[What is being asked]:
Give the listing again in full, exactly as written.
━━━━━ Information shown ━━━━━
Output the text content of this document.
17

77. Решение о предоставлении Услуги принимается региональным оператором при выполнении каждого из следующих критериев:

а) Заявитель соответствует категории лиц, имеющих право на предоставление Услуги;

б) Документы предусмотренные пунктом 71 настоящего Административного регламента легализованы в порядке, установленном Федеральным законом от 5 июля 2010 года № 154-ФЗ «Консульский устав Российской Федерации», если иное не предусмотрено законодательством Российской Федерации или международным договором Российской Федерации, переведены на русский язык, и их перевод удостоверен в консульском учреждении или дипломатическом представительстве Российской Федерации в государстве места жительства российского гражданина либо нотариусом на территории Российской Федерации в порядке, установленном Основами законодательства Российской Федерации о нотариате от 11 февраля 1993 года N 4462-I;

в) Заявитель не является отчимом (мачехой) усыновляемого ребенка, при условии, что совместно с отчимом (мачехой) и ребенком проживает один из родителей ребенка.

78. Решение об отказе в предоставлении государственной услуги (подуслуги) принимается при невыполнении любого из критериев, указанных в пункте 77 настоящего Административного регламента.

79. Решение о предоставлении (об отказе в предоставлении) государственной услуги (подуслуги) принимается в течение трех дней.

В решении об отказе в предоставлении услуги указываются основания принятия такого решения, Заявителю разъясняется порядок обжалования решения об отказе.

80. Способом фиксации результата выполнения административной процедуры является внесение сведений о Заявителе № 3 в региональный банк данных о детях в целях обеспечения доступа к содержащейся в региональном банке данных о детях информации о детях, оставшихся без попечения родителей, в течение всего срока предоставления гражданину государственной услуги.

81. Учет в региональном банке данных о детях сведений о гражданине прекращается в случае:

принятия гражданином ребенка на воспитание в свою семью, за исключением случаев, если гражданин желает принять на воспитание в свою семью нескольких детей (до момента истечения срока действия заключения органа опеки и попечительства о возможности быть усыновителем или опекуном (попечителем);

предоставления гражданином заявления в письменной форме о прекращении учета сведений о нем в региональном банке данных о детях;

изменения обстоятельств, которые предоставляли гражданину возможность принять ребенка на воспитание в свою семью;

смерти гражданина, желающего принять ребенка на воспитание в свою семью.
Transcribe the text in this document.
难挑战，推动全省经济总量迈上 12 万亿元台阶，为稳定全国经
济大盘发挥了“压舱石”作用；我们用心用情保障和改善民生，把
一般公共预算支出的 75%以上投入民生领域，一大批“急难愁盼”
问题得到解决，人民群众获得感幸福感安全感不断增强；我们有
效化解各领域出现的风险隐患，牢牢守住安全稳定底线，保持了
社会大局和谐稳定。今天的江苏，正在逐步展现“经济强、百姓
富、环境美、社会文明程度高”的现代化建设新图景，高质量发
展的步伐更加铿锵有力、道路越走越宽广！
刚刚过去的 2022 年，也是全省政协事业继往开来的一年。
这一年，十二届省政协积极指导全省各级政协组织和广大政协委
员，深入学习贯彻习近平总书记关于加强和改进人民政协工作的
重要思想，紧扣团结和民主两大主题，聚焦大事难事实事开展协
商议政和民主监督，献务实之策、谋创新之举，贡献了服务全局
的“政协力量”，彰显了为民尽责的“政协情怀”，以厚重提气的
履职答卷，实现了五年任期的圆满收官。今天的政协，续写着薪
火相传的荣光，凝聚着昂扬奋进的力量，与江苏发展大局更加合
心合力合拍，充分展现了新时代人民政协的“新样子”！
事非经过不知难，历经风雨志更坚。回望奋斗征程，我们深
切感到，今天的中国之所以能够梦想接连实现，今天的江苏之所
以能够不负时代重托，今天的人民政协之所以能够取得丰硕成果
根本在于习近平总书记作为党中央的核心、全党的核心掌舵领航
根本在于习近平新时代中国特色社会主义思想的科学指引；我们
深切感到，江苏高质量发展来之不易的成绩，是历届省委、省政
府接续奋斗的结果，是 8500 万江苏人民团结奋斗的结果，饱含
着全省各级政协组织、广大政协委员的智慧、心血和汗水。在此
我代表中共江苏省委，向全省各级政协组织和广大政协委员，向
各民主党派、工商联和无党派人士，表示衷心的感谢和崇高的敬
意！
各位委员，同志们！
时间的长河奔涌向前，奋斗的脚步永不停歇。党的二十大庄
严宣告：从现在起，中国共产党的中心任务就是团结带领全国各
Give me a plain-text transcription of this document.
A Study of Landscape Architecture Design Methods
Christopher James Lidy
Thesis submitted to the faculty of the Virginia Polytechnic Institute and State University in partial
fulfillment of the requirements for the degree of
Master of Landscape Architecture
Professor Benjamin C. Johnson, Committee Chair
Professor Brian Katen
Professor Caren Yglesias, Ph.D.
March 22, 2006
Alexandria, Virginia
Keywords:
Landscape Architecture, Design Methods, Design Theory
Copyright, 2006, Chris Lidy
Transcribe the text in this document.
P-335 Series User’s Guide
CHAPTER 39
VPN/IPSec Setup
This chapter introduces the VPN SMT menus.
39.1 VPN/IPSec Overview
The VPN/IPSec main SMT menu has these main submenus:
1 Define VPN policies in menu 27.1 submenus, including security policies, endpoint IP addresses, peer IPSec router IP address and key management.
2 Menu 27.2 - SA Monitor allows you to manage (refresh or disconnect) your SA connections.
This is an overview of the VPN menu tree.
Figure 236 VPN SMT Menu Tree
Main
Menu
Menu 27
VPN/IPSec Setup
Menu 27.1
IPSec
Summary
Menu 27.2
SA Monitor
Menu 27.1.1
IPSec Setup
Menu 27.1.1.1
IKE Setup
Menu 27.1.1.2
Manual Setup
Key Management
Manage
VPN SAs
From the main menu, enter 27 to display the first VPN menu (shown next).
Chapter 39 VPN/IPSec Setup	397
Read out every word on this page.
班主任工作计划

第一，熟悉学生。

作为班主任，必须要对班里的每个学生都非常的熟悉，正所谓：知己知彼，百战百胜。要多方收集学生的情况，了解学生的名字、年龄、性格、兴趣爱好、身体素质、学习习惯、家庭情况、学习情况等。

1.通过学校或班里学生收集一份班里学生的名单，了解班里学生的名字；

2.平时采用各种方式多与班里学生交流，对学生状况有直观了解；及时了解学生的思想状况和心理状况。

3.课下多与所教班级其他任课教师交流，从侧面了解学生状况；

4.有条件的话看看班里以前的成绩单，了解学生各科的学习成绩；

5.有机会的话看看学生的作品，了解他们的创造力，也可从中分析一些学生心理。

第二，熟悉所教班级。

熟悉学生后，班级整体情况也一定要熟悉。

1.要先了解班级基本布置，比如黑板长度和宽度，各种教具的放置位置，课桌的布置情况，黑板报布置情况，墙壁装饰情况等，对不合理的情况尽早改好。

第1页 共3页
━━━━━
[Answer to the exercise]:
Output the text content of this document.
17

77. Решение о предоставлении Услуги принимается региональным оператором при выполнении каждого из следующих критериев:

а) Заявитель соответствует категории лиц, имеющих право на предоставление Услуги;

б) Документы предусмотренные пунктом 71 настоящего Административного регламента легализованы в порядке, установленном Федеральным законом от 5 июля 2010 года № 154-ФЗ «Консульский устав Российской Федерации», если иное не предусмотрено законодательством Российской Федерации или международным договором Российской Федерации, переведены на русский язык, и их перевод удостоверен в консульском учреждении или дипломатическом представительстве Российской Федерации в государстве места жительства российского гражданина либо нотариусом на территории Российской Федерации в порядке, установленном Основами законодательства Российской Федерации о нотариате от 11 февраля 1993 года N 4462-I;

в) Заявитель не является отчимом (мачехой) усыновляемого ребенка, при условии, что совместно с отчимом (мачехой) и ребенком проживает один из родителей ребенка.

78. Решение об отказе в предоставлении государственной услуги (подуслуги) принимается при невыполнении любого из критериев, указанных в пункте 77 настоящего Административного регламента.

79. Решение о предоставлении (об отказе в предоставлении) государственной услуги (подуслуги) принимается в течение трех дней.

В решении об отказе в предоставлении услуги указываются основания принятия такого решения, Заявителю разъясняется порядок обжалования решения об отказе.

80. Способом фиксации результата выполнения административной процедуры является внесение сведений о Заявителе № 3 в региональный банк данных о детях в целях обеспечения доступа к содержащейся в региональном банке данных о детях информации о детях, оставшихся без попечения родителей, в течение всего срока предоставления гражданину государственной услуги.

81. Учет в региональном банке данных о детях сведений о гражданине прекращается в случае:

принятия гражданином ребенка на воспитание в свою семью, за исключением случаев, если гражданин желает принять на воспитание в свою семью нескольких детей (до момента истечения срока действия заключения органа опеки и попечительства о возможности быть усыновителем или опекуном (попечителем);

предоставления гражданином заявления в письменной форме о прекращении учета сведений о нем в региональном банке данных о детях;

изменения обстоятельств, которые предоставляли гражданину возможность принять ребенка на воспитание в свою семью;

смерти гражданина, желающего принять ребенка на воспитание в свою семью.
Transcribe the text in this document.
难挑战，推动全省经济总量迈上 12 万亿元台阶，为稳定全国经
济大盘发挥了“压舱石”作用；我们用心用情保障和改善民生，把
一般公共预算支出的 75%以上投入民生领域，一大批“急难愁盼”
问题得到解决，人民群众获得感幸福感安全感不断增强；我们有
效化解各领域出现的风险隐患，牢牢守住安全稳定底线，保持了
社会大局和谐稳定。今天的江苏，正在逐步展现“经济强、百姓
富、环境美、社会文明程度高”的现代化建设新图景，高质量发
展的步伐更加铿锵有力、道路越走越宽广！
刚刚过去的 2022 年，也是全省政协事业继往开来的一年。
这一年，十二届省政协积极指导全省各级政协组织和广大政协委
员，深入学习贯彻习近平总书记关于加强和改进人民政协工作的
重要思想，紧扣团结和民主两大主题，聚焦大事难事实事开展协
商议政和民主监督，献务实之策、谋创新之举，贡献了服务全局
的“政协力量”，彰显了为民尽责的“政协情怀”，以厚重提气的
履职答卷，实现了五年任期的圆满收官。今天的政协，续写着薪
火相传的荣光，凝聚着昂扬奋进的力量，与江苏发展大局更加合
心合力合拍，充分展现了新时代人民政协的“新样子”！
事非经过不知难，历经风雨志更坚。回望奋斗征程，我们深
切感到，今天的中国之所以能够梦想接连实现，今天的江苏之所
以能够不负时代重托，今天的人民政协之所以能够取得丰硕成果
根本在于习近平总书记作为党中央的核心、全党的核心掌舵领航
根本在于习近平新时代中国特色社会主义思想的科学指引；我们
深切感到，江苏高质量发展来之不易的成绩，是历届省委、省政
府接续奋斗的结果，是 8500 万江苏人民团结奋斗的结果，饱含
着全省各级政协组织、广大政协委员的智慧、心血和汗水。在此
我代表中共江苏省委，向全省各级政协组织和广大政协委员，向
各民主党派、工商联和无党派人士，表示衷心的感谢和崇高的敬
意！
各位委员，同志们！
时间的长河奔涌向前，奋斗的脚步永不停歇。党的二十大庄
严宣告：从现在起，中国共产党的中心任务就是团结带领全国各
Give me a plain-text transcription of this document.
A Study of Landscape Architecture Design Methods
Christopher James Lidy
Thesis submitted to the faculty of the Virginia Polytechnic Institute and State University in partial
fulfillment of the requirements for the degree of
Master of Landscape Architecture
Professor Benjamin C. Johnson, Committee Chair
Professor Brian Katen
Professor Caren Yglesias, Ph.D.
March 22, 2006
Alexandria, Virginia
Keywords:
Landscape Architecture, Design Methods, Design Theory
Copyright, 2006, Chris Lidy
Transcribe the text in this document.
P-335 Series User’s Guide
CHAPTER 39
VPN/IPSec Setup
This chapter introduces the VPN SMT menus.
39.1 VPN/IPSec Overview
The VPN/IPSec main SMT menu has these main submenus:
1 Define VPN policies in menu 27.1 submenus, including security policies, endpoint IP addresses, peer IPSec router IP address and key management.
2 Menu 27.2 - SA Monitor allows you to manage (refresh or disconnect) your SA connections.
This is an overview of the VPN menu tree.
Figure 236 VPN SMT Menu Tree
Main
Menu
Menu 27
VPN/IPSec Setup
Menu 27.1
IPSec
Summary
Menu 27.2
SA Monitor
Menu 27.1.1
IPSec Setup
Menu 27.1.1.1
IKE Setup
Menu 27.1.1.2
Manual Setup
Key Management
Manage
VPN SAs
From the main menu, enter 27 to display the first VPN menu (shown next).
Chapter 39 VPN/IPSec Setup	397
Read out every word on this page.
班主任工作计划

第一，熟悉学生。

作为班主任，必须要对班里的每个学生都非常的熟悉，正所谓：知己知彼，百战百胜。要多方收集学生的情况，了解学生的名字、年龄、性格、兴趣爱好、身体素质、学习习惯、家庭情况、学习情况等。

1.通过学校或班里学生收集一份班里学生的名单，了解班里学生的名字；

2.平时采用各种方式多与班里学生交流，对学生状况有直观了解；及时了解学生的思想状况和心理状况。

3.课下多与所教班级其他任课教师交流，从侧面了解学生状况；

4.有条件的话看看班里以前的成绩单，了解学生各科的学习成绩；

5.有机会的话看看学生的作品，了解他们的创造力，也可从中分析一些学生心理。

第二，熟悉所教班级。

熟悉学生后，班级整体情况也一定要熟悉。

1.要先了解班级基本布置，比如黑板长度和宽度，各种教具的放置位置，课桌的布置情况，黑板报布置情况，墙壁装饰情况等，对不合理的情况尽早改好。

第1页 共3页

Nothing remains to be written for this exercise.